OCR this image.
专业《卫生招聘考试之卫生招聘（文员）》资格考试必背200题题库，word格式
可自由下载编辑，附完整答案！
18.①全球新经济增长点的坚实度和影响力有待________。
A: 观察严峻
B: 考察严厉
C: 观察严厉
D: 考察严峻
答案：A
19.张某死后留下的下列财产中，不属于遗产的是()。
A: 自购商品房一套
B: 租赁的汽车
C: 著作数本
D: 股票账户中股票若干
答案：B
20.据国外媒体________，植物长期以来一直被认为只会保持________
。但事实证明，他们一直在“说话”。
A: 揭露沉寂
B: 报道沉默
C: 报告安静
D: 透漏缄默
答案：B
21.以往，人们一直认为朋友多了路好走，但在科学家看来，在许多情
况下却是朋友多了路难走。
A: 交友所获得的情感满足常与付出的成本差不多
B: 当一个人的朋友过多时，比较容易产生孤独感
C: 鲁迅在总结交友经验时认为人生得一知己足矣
------------
● GIVEN EXERCISE:
All of the entries above should be written out again exactly.

● ANSWER TO THE PROBLEM:
OCR this image.
专业《卫生招聘考试之卫生招聘（文员）》资格考试必背200题题库，word格式
可自由下载编辑，附完整答案！
18.①全球新经济增长点的坚实度和影响力有待________。
A: 观察严峻
B: 考察严厉
C: 观察严厉
D: 考察严峻
答案：A
19.张某死后留下的下列财产中，不属于遗产的是()。
A: 自购商品房一套
B: 租赁的汽车
C: 著作数本
D: 股票账户中股票若干
答案：B
20.据国外媒体________，植物长期以来一直被认为只会保持________
。但事实证明，他们一直在“说话”。
A: 揭露沉寂
B: 报道沉默
C: 报告安静
D: 透漏缄默
答案：B
21.以往，人们一直认为朋友多了路好走，但在科学家看来，在许多情
况下却是朋友多了路难走。
A: 交友所获得的情感满足常与付出的成本差不多
B: 当一个人的朋友过多时，比较容易产生孤独感
C: 鲁迅在总结交友经验时认为人生得一知己足矣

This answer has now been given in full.